Direction: Could you print every line of the entries below verbatim, leaving out the pictures?

Material:

--

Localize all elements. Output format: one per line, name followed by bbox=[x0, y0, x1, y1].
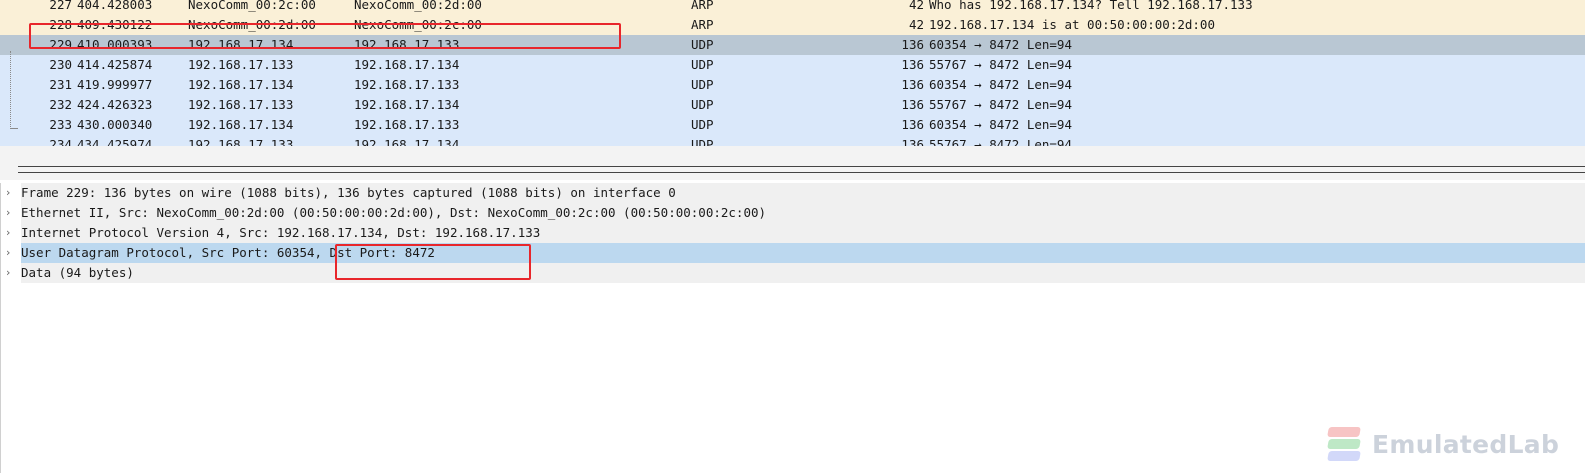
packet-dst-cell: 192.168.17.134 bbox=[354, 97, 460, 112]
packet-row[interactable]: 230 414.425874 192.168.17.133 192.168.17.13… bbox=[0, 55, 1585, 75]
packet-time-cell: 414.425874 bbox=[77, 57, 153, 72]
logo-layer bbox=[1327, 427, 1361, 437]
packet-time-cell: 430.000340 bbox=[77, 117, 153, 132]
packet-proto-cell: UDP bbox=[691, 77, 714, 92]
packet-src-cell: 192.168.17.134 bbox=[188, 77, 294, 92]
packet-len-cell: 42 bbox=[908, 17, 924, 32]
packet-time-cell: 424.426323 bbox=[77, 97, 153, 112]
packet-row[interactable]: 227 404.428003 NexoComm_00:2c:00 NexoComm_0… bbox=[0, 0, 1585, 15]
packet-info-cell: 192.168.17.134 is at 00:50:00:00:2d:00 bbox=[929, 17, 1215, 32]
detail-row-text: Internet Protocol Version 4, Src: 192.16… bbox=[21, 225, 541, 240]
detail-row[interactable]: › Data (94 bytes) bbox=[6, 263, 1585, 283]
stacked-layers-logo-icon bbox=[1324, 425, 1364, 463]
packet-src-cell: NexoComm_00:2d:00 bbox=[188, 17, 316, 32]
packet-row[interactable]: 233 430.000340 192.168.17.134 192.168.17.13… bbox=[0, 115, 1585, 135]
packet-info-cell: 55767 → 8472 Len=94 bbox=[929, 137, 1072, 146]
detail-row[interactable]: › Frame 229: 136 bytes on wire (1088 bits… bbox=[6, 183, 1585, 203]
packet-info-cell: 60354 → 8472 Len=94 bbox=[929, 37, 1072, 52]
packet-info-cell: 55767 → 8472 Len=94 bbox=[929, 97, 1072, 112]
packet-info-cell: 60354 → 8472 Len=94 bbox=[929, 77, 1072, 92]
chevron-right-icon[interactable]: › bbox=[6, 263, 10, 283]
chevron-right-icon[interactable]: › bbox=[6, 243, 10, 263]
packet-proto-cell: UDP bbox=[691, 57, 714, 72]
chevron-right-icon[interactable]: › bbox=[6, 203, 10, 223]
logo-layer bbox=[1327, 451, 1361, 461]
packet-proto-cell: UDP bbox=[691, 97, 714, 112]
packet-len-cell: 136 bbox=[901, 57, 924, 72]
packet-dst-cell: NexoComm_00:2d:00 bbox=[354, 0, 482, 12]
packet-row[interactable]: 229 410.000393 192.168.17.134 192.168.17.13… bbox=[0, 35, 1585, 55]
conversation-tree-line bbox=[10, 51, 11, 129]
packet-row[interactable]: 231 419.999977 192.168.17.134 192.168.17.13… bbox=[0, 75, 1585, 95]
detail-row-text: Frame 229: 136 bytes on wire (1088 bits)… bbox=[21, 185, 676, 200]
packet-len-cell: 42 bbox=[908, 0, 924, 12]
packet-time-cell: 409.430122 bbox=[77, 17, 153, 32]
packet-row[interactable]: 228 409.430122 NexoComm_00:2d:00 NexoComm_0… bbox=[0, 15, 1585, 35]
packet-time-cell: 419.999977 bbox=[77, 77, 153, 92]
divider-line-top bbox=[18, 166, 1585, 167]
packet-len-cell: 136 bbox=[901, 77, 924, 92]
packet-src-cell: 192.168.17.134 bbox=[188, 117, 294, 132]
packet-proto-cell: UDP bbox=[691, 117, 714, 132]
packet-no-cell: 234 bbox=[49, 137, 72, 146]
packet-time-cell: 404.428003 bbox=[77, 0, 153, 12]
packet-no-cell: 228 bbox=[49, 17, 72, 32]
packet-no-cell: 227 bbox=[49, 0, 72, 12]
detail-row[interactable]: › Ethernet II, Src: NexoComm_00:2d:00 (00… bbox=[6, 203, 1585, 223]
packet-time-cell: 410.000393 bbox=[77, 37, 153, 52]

--

Exercise result:
Localize all elements. Output format: one per line, name followed by bbox=[x0, y0, x1, y1].
packet-dst-cell: 192.168.17.134 bbox=[354, 97, 460, 112]
packet-row[interactable]: 230 414.425874 192.168.17.133 192.168.17.13… bbox=[0, 55, 1585, 75]
packet-time-cell: 414.425874 bbox=[77, 57, 153, 72]
logo-layer bbox=[1327, 427, 1361, 437]
packet-time-cell: 430.000340 bbox=[77, 117, 153, 132]
packet-proto-cell: UDP bbox=[691, 77, 714, 92]
packet-src-cell: 192.168.17.134 bbox=[188, 77, 294, 92]
packet-len-cell: 42 bbox=[908, 17, 924, 32]
packet-time-cell: 424.426323 bbox=[77, 97, 153, 112]
packet-row[interactable]: 227 404.428003 NexoComm_00:2c:00 NexoComm_0… bbox=[0, 0, 1585, 15]
packet-info-cell: 192.168.17.134 is at 00:50:00:00:2d:00 bbox=[929, 17, 1215, 32]
detail-row-text: Internet Protocol Version 4, Src: 192.16… bbox=[21, 225, 541, 240]
detail-row[interactable]: › Data (94 bytes) bbox=[6, 263, 1585, 283]
stacked-layers-logo-icon bbox=[1324, 425, 1364, 463]
packet-src-cell: NexoComm_00:2d:00 bbox=[188, 17, 316, 32]
packet-row[interactable]: 233 430.000340 192.168.17.134 192.168.17.13… bbox=[0, 115, 1585, 135]
packet-info-cell: 55767 → 8472 Len=94 bbox=[929, 137, 1072, 146]
detail-row[interactable]: › Frame 229: 136 bytes on wire (1088 bits… bbox=[6, 183, 1585, 203]
packet-info-cell: 60354 → 8472 Len=94 bbox=[929, 37, 1072, 52]
packet-info-cell: 55767 → 8472 Len=94 bbox=[929, 97, 1072, 112]
packet-info-cell: 60354 → 8472 Len=94 bbox=[929, 77, 1072, 92]
chevron-right-icon[interactable]: › bbox=[6, 263, 10, 283]
chevron-right-icon[interactable]: › bbox=[6, 243, 10, 263]
packet-proto-cell: UDP bbox=[691, 57, 714, 72]
chevron-right-icon[interactable]: › bbox=[6, 203, 10, 223]
logo-layer bbox=[1327, 451, 1361, 461]
packet-proto-cell: UDP bbox=[691, 97, 714, 112]
packet-len-cell: 136 bbox=[901, 57, 924, 72]
packet-dst-cell: NexoComm_00:2d:00 bbox=[354, 0, 482, 12]
packet-row[interactable]: 229 410.000393 192.168.17.134 192.168.17.13… bbox=[0, 35, 1585, 55]
conversation-tree-line bbox=[10, 51, 11, 129]
packet-row[interactable]: 231 419.999977 192.168.17.134 192.168.17.13… bbox=[0, 75, 1585, 95]
detail-row-text: Frame 229: 136 bytes on wire (1088 bits)… bbox=[21, 185, 676, 200]
packet-len-cell: 42 bbox=[908, 0, 924, 12]
packet-time-cell: 409.430122 bbox=[77, 17, 153, 32]
packet-row[interactable]: 228 409.430122 NexoComm_00:2d:00 NexoComm_0… bbox=[0, 15, 1585, 35]
packet-time-cell: 419.999977 bbox=[77, 77, 153, 92]
divider-line-top bbox=[18, 166, 1585, 167]
packet-len-cell: 136 bbox=[901, 77, 924, 92]
packet-src-cell: 192.168.17.134 bbox=[188, 117, 294, 132]
packet-proto-cell: UDP bbox=[691, 117, 714, 132]
packet-no-cell: 234 bbox=[49, 137, 72, 146]
packet-time-cell: 404.428003 bbox=[77, 0, 153, 12]
packet-no-cell: 228 bbox=[49, 17, 72, 32]
packet-no-cell: 227 bbox=[49, 0, 72, 12]
detail-row[interactable]: › Ethernet II, Src: NexoComm_00:2d:00 (00… bbox=[6, 203, 1585, 223]
packet-time-cell: 410.000393 bbox=[77, 37, 153, 52]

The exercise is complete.